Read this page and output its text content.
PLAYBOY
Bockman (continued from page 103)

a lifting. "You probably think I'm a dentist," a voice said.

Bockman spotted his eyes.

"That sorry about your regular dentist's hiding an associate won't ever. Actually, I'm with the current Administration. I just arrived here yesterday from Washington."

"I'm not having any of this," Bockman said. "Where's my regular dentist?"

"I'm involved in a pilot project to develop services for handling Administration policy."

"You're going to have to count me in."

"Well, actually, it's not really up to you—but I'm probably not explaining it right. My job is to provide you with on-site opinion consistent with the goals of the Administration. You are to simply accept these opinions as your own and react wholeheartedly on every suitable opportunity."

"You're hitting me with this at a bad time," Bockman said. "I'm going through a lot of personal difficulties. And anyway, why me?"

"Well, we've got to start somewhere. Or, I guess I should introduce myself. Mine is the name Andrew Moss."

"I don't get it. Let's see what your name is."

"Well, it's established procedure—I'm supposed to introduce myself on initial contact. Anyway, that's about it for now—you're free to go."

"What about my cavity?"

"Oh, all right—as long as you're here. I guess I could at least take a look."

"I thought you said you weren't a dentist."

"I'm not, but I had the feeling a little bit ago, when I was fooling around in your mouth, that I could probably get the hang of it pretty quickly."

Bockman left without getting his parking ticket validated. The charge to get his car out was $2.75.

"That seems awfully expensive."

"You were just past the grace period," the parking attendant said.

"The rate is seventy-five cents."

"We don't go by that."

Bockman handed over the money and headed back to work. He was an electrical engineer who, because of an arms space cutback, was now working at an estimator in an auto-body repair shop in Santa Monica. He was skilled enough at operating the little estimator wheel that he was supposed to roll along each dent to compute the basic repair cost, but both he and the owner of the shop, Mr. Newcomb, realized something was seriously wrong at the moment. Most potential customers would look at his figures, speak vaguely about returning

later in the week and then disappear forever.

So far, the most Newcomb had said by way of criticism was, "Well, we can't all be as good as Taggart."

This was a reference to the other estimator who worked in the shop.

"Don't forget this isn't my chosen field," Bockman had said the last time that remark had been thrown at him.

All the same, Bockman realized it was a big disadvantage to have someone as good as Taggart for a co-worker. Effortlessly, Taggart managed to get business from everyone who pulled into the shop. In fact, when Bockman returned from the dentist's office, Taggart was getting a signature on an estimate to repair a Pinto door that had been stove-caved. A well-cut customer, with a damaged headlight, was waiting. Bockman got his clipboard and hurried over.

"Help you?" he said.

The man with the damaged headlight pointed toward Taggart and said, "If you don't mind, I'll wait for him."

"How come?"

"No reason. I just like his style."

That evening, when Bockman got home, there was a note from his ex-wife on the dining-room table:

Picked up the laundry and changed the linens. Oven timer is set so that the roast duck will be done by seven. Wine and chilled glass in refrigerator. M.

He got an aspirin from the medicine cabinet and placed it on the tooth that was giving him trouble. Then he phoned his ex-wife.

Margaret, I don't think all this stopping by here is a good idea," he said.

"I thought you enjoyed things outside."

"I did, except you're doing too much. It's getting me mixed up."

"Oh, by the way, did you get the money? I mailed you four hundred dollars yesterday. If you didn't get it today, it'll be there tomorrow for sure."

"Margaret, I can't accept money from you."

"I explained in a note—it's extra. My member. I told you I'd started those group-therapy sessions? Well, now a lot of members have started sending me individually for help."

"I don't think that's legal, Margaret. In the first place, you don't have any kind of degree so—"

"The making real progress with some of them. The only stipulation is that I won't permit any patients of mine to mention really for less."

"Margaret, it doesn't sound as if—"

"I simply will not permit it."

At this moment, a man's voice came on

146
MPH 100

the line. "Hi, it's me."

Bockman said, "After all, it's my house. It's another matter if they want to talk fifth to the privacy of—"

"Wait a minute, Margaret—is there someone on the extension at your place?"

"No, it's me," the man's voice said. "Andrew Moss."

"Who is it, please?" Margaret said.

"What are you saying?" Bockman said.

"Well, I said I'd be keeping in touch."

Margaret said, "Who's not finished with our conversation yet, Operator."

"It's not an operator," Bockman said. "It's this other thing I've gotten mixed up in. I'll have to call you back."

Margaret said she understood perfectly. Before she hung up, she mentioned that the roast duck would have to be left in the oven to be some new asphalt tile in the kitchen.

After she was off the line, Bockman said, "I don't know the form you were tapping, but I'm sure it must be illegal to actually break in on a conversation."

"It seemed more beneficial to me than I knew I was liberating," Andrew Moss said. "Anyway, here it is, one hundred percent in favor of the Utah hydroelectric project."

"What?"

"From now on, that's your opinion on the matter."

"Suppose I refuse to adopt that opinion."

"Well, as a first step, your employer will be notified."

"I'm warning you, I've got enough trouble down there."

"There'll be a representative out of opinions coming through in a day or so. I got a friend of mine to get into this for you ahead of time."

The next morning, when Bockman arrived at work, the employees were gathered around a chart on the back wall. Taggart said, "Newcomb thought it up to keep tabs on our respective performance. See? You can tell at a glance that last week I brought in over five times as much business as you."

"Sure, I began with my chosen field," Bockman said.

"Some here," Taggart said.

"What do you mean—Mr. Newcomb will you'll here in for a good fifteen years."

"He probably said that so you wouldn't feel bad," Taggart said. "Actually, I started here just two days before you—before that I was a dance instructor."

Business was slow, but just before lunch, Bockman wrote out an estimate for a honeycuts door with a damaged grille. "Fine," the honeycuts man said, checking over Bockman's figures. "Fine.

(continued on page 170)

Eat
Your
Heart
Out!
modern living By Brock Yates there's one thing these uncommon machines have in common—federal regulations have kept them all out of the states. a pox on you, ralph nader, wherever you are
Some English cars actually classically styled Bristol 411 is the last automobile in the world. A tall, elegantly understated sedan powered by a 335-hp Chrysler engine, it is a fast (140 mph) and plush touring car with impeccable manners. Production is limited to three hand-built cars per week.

• WHAT IS NEEDED:
Each of the records is to be written out again without alteration.

• RESPONSE AREA:
Read this page and output its text content.
PLAYBOY
Bockman (continued from page 103)

a lifting. "You probably think I'm a dentist," a voice said.

Bockman spotted his eyes.

"That sorry about your regular dentist's hiding an associate won't ever. Actually, I'm with the current Administration. I just arrived here yesterday from Washington."

"I'm not having any of this," Bockman said. "Where's my regular dentist?"

"I'm involved in a pilot project to develop services for handling Administration policy."

"You're going to have to count me in."

"Well, actually, it's not really up to you—but I'm probably not explaining it right. My job is to provide you with on-site opinion consistent with the goals of the Administration. You are to simply accept these opinions as your own and react wholeheartedly on every suitable opportunity."

"You're hitting me with this at a bad time," Bockman said. "I'm going through a lot of personal difficulties. And anyway, why me?"

"Well, we've got to start somewhere. Or, I guess I should introduce myself. Mine is the name Andrew Moss."

"I don't get it. Let's see what your name is."

"Well, it's established procedure—I'm supposed to introduce myself on initial contact. Anyway, that's about it for now—you're free to go."

"What about my cavity?"

"Oh, all right—as long as you're here. I guess I could at least take a look."

"I thought you said you weren't a dentist."

"I'm not, but I had the feeling a little bit ago, when I was fooling around in your mouth, that I could probably get the hang of it pretty quickly."

Bockman left without getting his parking ticket validated. The charge to get his car out was $2.75.

"That seems awfully expensive."

"You were just past the grace period," the parking attendant said.

"The rate is seventy-five cents."

"We don't go by that."

Bockman handed over the money and headed back to work. He was an electrical engineer who, because of an arms space cutback, was now working at an estimator in an auto-body repair shop in Santa Monica. He was skilled enough at operating the little estimator wheel that he was supposed to roll along each dent to compute the basic repair cost, but both he and the owner of the shop, Mr. Newcomb, realized something was seriously wrong at the moment. Most potential customers would look at his figures, speak vaguely about returning

later in the week and then disappear forever.

So far, the most Newcomb had said by way of criticism was, "Well, we can't all be as good as Taggart."

This was a reference to the other estimator who worked in the shop.

"Don't forget this isn't my chosen field," Bockman had said the last time that remark had been thrown at him.

All the same, Bockman realized it was a big disadvantage to have someone as good as Taggart for a co-worker. Effortlessly, Taggart managed to get business from everyone who pulled into the shop. In fact, when Bockman returned from the dentist's office, Taggart was getting a signature on an estimate to repair a Pinto door that had been stove-caved. A well-cut customer, with a damaged headlight, was waiting. Bockman got his clipboard and hurried over.

"Help you?" he said.

The man with the damaged headlight pointed toward Taggart and said, "If you don't mind, I'll wait for him."

"How come?"

"No reason. I just like his style."

That evening, when Bockman got home, there was a note from his ex-wife on the dining-room table:

Picked up the laundry and changed the linens. Oven timer is set so that the roast duck will be done by seven. Wine and chilled glass in refrigerator. M.

He got an aspirin from the medicine cabinet and placed it on the tooth that was giving him trouble. Then he phoned his ex-wife.

Margaret, I don't think all this stopping by here is a good idea," he said.

"I thought you enjoyed things outside."

"I did, except you're doing too much. It's getting me mixed up."

"Oh, by the way, did you get the money? I mailed you four hundred dollars yesterday. If you didn't get it today, it'll be there tomorrow for sure."

"Margaret, I can't accept money from you."

"I explained in a note—it's extra. My member. I told you I'd started those group-therapy sessions? Well, now a lot of members have started sending me individually for help."

"I don't think that's legal, Margaret. In the first place, you don't have any kind of degree so—"

"The making real progress with some of them. The only stipulation is that I won't permit any patients of mine to mention really for less."

"Margaret, it doesn't sound as if—"

"I simply will not permit it."

At this moment, a man's voice came on

146
MPH 100

the line. "Hi, it's me."

Bockman said, "After all, it's my house. It's another matter if they want to talk fifth to the privacy of—"

"Wait a minute, Margaret—is there someone on the extension at your place?"

"No, it's me," the man's voice said. "Andrew Moss."

"Who is it, please?" Margaret said.

"What are you saying?" Bockman said.

"Well, I said I'd be keeping in touch."

Margaret said, "Who's not finished with our conversation yet, Operator."

"It's not an operator," Bockman said. "It's this other thing I've gotten mixed up in. I'll have to call you back."

Margaret said she understood perfectly. Before she hung up, she mentioned that the roast duck would have to be left in the oven to be some new asphalt tile in the kitchen.

After she was off the line, Bockman said, "I don't know the form you were tapping, but I'm sure it must be illegal to actually break in on a conversation."

"It seemed more beneficial to me than I knew I was liberating," Andrew Moss said. "Anyway, here it is, one hundred percent in favor of the Utah hydroelectric project."

"What?"

"From now on, that's your opinion on the matter."

"Suppose I refuse to adopt that opinion."

"Well, as a first step, your employer will be notified."

"I'm warning you, I've got enough trouble down there."

"There'll be a representative out of opinions coming through in a day or so. I got a friend of mine to get into this for you ahead of time."

The next morning, when Bockman arrived at work, the employees were gathered around a chart on the back wall. Taggart said, "Newcomb thought it up to keep tabs on our respective performance. See? You can tell at a glance that last week I brought in over five times as much business as you."

"Sure, I began with my chosen field," Bockman said.

"Some here," Taggart said.

"What do you mean—Mr. Newcomb will you'll here in for a good fifteen years."

"He probably said that so you wouldn't feel bad," Taggart said. "Actually, I started here just two days before you—before that I was a dance instructor."

Business was slow, but just before lunch, Bockman wrote out an estimate for a honeycuts door with a damaged grille. "Fine," the honeycuts man said, checking over Bockman's figures. "Fine.

(continued on page 170)

Eat
Your
Heart
Out!
modern living By Brock Yates there's one thing these uncommon machines have in common—federal regulations have kept them all out of the states. a pox on you, ralph nader, wherever you are
Some English cars actually classically styled Bristol 411 is the last automobile in the world. A tall, elegantly understated sedan powered by a 335-hp Chrysler engine, it is a fast (140 mph) and plush touring car with impeccable manners. Production is limited to three hand-built cars per week.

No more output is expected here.